Look through the lines of the material and count those containing "reshak". Give that count alone.
Start of Provided data
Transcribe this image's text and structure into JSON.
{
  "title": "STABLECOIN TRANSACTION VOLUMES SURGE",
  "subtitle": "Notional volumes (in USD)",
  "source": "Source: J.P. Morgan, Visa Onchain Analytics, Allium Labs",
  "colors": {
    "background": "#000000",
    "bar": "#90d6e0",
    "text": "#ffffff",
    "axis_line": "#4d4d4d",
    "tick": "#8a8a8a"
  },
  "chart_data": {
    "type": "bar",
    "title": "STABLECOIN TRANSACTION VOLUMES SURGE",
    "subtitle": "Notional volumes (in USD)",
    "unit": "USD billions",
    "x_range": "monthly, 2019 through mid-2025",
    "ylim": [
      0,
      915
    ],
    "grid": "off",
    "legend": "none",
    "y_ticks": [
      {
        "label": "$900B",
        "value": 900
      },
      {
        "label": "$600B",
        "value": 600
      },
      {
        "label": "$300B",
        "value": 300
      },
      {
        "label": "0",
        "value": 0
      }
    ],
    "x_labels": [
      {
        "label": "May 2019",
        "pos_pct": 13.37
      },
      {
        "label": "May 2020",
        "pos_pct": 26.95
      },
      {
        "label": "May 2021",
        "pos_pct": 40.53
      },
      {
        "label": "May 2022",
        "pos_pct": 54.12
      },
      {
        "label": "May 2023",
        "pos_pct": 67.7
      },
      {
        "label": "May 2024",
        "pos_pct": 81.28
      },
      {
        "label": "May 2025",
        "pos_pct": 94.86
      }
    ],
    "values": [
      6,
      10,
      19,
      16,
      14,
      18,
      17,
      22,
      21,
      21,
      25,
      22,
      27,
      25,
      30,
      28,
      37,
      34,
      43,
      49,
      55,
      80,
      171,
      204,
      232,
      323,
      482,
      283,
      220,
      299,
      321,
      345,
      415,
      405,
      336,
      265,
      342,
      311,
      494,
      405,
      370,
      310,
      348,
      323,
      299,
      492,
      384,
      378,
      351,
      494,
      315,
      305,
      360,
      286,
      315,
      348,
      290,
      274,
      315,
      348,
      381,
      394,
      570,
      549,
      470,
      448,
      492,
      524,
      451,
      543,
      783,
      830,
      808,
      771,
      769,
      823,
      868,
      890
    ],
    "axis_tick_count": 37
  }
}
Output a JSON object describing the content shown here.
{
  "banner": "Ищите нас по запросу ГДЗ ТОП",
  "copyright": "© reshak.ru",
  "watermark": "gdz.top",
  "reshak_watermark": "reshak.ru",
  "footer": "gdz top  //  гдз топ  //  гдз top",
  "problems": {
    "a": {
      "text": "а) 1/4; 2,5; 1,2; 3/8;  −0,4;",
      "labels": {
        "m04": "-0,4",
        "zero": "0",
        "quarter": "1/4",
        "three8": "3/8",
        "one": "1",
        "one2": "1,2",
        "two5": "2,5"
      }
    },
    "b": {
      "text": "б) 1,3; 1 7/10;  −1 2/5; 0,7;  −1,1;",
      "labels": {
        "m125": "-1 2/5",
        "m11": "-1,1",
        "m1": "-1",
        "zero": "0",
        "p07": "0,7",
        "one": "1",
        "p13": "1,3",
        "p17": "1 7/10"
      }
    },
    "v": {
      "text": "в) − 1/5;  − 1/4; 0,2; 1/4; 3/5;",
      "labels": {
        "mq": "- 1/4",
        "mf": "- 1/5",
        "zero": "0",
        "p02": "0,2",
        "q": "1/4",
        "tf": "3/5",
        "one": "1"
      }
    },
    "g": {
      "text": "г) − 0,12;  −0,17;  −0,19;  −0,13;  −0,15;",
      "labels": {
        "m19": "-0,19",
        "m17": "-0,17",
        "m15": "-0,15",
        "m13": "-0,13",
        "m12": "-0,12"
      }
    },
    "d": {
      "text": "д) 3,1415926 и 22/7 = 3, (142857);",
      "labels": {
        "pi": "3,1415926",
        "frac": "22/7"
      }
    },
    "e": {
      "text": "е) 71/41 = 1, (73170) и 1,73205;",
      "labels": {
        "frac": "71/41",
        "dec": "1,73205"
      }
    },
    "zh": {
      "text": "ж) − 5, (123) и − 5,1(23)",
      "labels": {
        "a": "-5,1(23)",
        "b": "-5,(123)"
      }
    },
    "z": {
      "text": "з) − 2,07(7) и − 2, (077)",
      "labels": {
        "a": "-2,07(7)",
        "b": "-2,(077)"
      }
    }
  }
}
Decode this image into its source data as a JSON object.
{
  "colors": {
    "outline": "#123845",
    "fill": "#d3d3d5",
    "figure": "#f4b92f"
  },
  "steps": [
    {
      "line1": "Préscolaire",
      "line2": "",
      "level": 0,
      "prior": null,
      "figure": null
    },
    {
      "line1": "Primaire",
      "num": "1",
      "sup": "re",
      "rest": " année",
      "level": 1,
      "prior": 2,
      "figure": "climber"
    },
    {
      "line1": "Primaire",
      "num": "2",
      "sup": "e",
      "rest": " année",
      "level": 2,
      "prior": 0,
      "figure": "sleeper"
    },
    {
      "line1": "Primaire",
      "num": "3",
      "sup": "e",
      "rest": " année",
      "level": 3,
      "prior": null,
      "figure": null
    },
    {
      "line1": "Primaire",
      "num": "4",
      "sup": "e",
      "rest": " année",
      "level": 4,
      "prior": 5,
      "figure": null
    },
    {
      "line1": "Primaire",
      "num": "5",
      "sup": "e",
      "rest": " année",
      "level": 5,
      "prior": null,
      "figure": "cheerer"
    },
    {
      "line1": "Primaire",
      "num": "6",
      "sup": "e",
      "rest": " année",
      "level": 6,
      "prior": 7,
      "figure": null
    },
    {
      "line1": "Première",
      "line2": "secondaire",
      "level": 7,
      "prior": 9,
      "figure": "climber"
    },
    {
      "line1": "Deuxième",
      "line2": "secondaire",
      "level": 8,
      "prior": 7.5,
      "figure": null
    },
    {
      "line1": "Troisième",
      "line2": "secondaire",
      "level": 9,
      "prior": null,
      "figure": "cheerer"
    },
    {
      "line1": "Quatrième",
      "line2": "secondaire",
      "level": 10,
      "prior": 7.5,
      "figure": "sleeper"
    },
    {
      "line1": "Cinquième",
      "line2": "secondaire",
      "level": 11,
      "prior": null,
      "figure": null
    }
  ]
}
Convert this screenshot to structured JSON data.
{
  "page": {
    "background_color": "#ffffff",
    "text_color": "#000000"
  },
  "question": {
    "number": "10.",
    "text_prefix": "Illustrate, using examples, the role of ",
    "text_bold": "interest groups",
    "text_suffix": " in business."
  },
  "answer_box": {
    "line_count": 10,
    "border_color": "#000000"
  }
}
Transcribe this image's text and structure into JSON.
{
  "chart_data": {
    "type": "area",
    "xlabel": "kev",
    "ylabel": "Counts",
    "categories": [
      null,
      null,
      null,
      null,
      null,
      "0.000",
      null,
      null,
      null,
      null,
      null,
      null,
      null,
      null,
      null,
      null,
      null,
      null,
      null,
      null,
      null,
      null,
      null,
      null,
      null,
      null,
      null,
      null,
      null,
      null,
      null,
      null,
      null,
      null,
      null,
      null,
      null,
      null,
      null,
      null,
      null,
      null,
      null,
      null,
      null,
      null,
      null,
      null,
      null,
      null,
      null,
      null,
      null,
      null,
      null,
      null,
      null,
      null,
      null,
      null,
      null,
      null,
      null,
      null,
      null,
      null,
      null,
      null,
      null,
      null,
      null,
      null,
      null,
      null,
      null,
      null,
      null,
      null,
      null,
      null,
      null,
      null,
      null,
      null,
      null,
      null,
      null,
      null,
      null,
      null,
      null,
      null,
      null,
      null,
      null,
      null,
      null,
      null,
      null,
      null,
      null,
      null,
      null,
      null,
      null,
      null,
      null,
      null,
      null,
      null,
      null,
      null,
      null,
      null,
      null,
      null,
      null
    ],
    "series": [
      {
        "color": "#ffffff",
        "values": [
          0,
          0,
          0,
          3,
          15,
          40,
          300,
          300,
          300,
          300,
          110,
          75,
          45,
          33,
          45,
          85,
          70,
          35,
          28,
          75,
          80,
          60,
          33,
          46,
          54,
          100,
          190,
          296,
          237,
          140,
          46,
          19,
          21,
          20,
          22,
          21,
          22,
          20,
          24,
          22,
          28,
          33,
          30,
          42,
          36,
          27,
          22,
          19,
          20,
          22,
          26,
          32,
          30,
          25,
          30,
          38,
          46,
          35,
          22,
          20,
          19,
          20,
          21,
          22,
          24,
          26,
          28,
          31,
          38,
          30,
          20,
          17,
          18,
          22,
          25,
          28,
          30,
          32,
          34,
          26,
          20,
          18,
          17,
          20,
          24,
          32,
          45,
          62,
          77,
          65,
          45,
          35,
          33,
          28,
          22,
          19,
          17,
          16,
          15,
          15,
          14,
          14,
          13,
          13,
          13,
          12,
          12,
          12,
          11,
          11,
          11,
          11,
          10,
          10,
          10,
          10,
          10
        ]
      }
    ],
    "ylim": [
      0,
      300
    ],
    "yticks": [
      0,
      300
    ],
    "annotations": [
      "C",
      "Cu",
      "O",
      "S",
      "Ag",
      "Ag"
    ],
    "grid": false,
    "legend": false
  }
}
End of Provided data
● **Reply**: 2